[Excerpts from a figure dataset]
--- --- ---

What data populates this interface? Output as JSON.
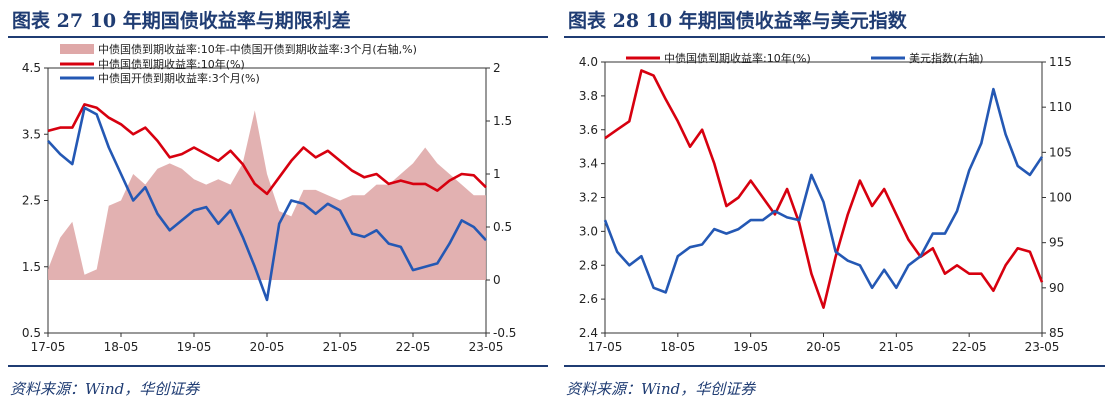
{
  "left": {
    "title": "图表 27 10 年期国债收益率与期限利差",
    "source": "资料来源：Wind，华创证券",
    "chart_data": {
      "type": "line",
      "x_ticks": [
        "17-05",
        "18-05",
        "19-05",
        "20-05",
        "21-05",
        "22-05",
        "23-05"
      ],
      "y_left": {
        "range": [
          0.5,
          4.5
        ],
        "ticks": [
          "0.5",
          "1.5",
          "2.5",
          "3.5",
          "4.5"
        ]
      },
      "y_right": {
        "range": [
          -0.5,
          2.0
        ],
        "ticks": [
          "-0.5",
          "0",
          "0.5",
          "1",
          "1.5",
          "2"
        ]
      },
      "series": [
        {
          "name": "中债国债到期收益率:10年-中债国开债到期收益率:3个月(右轴,%)",
          "kind": "area",
          "axis": "right",
          "color": "#dfa8a8",
          "dates": [
            "2017-05",
            "2017-07",
            "2017-09",
            "2017-11",
            "2018-01",
            "2018-03",
            "2018-05",
            "2018-07",
            "2018-09",
            "2018-11",
            "2019-01",
            "2019-03",
            "2019-05",
            "2019-07",
            "2019-09",
            "2019-11",
            "2020-01",
            "2020-03",
            "2020-05",
            "2020-07",
            "2020-09",
            "2020-11",
            "2021-01",
            "2021-03",
            "2021-05",
            "2021-07",
            "2021-09",
            "2021-11",
            "2022-01",
            "2022-03",
            "2022-05",
            "2022-07",
            "2022-09",
            "2022-11",
            "2023-01",
            "2023-03",
            "2023-05"
          ],
          "values": [
            0.1,
            0.4,
            0.55,
            0.05,
            0.1,
            0.7,
            0.75,
            1.0,
            0.9,
            1.05,
            1.1,
            1.05,
            0.95,
            0.9,
            0.95,
            0.9,
            1.1,
            1.6,
            1.0,
            0.65,
            0.6,
            0.85,
            0.85,
            0.8,
            0.75,
            0.8,
            0.8,
            0.9,
            0.9,
            1.0,
            1.1,
            1.25,
            1.1,
            1.0,
            0.9,
            0.8,
            0.8
          ]
        },
        {
          "name": "中债国债到期收益率:10年(%)",
          "kind": "line",
          "axis": "left",
          "color": "#d7000f",
          "dates": [
            "2017-05",
            "2017-07",
            "2017-09",
            "2017-11",
            "2018-01",
            "2018-03",
            "2018-05",
            "2018-07",
            "2018-09",
            "2018-11",
            "2019-01",
            "2019-03",
            "2019-05",
            "2019-07",
            "2019-09",
            "2019-11",
            "2020-01",
            "2020-03",
            "2020-05",
            "2020-07",
            "2020-09",
            "2020-11",
            "2021-01",
            "2021-03",
            "2021-05",
            "2021-07",
            "2021-09",
            "2021-11",
            "2022-01",
            "2022-03",
            "2022-05",
            "2022-07",
            "2022-09",
            "2022-11",
            "2023-01",
            "2023-03",
            "2023-05"
          ],
          "values": [
            3.55,
            3.6,
            3.6,
            3.95,
            3.9,
            3.75,
            3.65,
            3.5,
            3.6,
            3.4,
            3.15,
            3.2,
            3.3,
            3.2,
            3.1,
            3.25,
            3.05,
            2.75,
            2.6,
            2.85,
            3.1,
            3.3,
            3.15,
            3.25,
            3.1,
            2.95,
            2.85,
            2.9,
            2.75,
            2.8,
            2.75,
            2.75,
            2.65,
            2.8,
            2.9,
            2.88,
            2.7
          ]
        },
        {
          "name": "中债国开债到期收益率:3个月(%)",
          "kind": "line",
          "axis": "left",
          "color": "#2458b4",
          "dates": [
            "2017-05",
            "2017-07",
            "2017-09",
            "2017-11",
            "2018-01",
            "2018-03",
            "2018-05",
            "2018-07",
            "2018-09",
            "2018-11",
            "2019-01",
            "2019-03",
            "2019-05",
            "2019-07",
            "2019-09",
            "2019-11",
            "2020-01",
            "2020-03",
            "2020-05",
            "2020-07",
            "2020-09",
            "2020-11",
            "2021-01",
            "2021-03",
            "2021-05",
            "2021-07",
            "2021-09",
            "2021-11",
            "2022-01",
            "2022-03",
            "2022-05",
            "2022-07",
            "2022-09",
            "2022-11",
            "2023-01",
            "2023-03",
            "2023-05"
          ],
          "values": [
            3.4,
            3.2,
            3.05,
            3.9,
            3.8,
            3.3,
            2.9,
            2.5,
            2.7,
            2.3,
            2.05,
            2.2,
            2.35,
            2.4,
            2.15,
            2.35,
            1.95,
            1.5,
            1.0,
            2.15,
            2.5,
            2.45,
            2.3,
            2.45,
            2.35,
            2.0,
            1.95,
            2.05,
            1.85,
            1.8,
            1.45,
            1.5,
            1.55,
            1.85,
            2.2,
            2.1,
            1.9
          ]
        }
      ]
    }
  },
  "right": {
    "title": "图表 28 10 年期国债收益率与美元指数",
    "source": "资料来源：Wind，华创证券",
    "chart_data": {
      "type": "line",
      "x_ticks": [
        "17-05",
        "18-05",
        "19-05",
        "20-05",
        "21-05",
        "22-05",
        "23-05"
      ],
      "y_left": {
        "range": [
          2.4,
          4.0
        ],
        "ticks": [
          "2.4",
          "2.6",
          "2.8",
          "3.0",
          "3.2",
          "3.4",
          "3.6",
          "3.8",
          "4.0"
        ]
      },
      "y_right": {
        "range": [
          85,
          115
        ],
        "ticks": [
          "85",
          "90",
          "95",
          "100",
          "105",
          "110",
          "115"
        ]
      },
      "series": [
        {
          "name": "中债国债到期收益率:10年(%)",
          "kind": "line",
          "axis": "left",
          "color": "#d7000f",
          "dates": [
            "2017-05",
            "2017-07",
            "2017-09",
            "2017-11",
            "2018-01",
            "2018-03",
            "2018-05",
            "2018-07",
            "2018-09",
            "2018-11",
            "2019-01",
            "2019-03",
            "2019-05",
            "2019-07",
            "2019-09",
            "2019-11",
            "2020-01",
            "2020-03",
            "2020-05",
            "2020-07",
            "2020-09",
            "2020-11",
            "2021-01",
            "2021-03",
            "2021-05",
            "2021-07",
            "2021-09",
            "2021-11",
            "2022-01",
            "2022-03",
            "2022-05",
            "2022-07",
            "2022-09",
            "2022-11",
            "2023-01",
            "2023-03",
            "2023-05"
          ],
          "values": [
            3.55,
            3.6,
            3.65,
            3.95,
            3.92,
            3.78,
            3.65,
            3.5,
            3.6,
            3.4,
            3.15,
            3.2,
            3.3,
            3.2,
            3.1,
            3.25,
            3.05,
            2.75,
            2.55,
            2.85,
            3.1,
            3.3,
            3.15,
            3.25,
            3.1,
            2.95,
            2.85,
            2.9,
            2.75,
            2.8,
            2.75,
            2.75,
            2.65,
            2.8,
            2.9,
            2.88,
            2.7
          ]
        },
        {
          "name": "美元指数(右轴)",
          "kind": "line",
          "axis": "right",
          "color": "#2458b4",
          "dates": [
            "2017-05",
            "2017-07",
            "2017-09",
            "2017-11",
            "2018-01",
            "2018-03",
            "2018-05",
            "2018-07",
            "2018-09",
            "2018-11",
            "2019-01",
            "2019-03",
            "2019-05",
            "2019-07",
            "2019-09",
            "2019-11",
            "2020-01",
            "2020-03",
            "2020-05",
            "2020-07",
            "2020-09",
            "2020-11",
            "2021-01",
            "2021-03",
            "2021-05",
            "2021-07",
            "2021-09",
            "2021-11",
            "2022-01",
            "2022-03",
            "2022-05",
            "2022-07",
            "2022-09",
            "2022-11",
            "2023-01",
            "2023-03",
            "2023-05"
          ],
          "values": [
            97.5,
            94,
            92.5,
            93.5,
            90,
            89.5,
            93.5,
            94.5,
            94.8,
            96.5,
            96,
            96.5,
            97.5,
            97.5,
            98.5,
            97.8,
            97.5,
            102.5,
            99.5,
            94,
            93,
            92.5,
            90,
            92,
            90,
            92.5,
            93.5,
            96,
            96,
            98.5,
            103,
            106,
            112,
            107,
            103.5,
            102.5,
            104.5
          ]
        }
      ]
    }
  }
}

--- --- ---

Report the number of lines that contain "title", with no other words.

| Answer to this problem |
2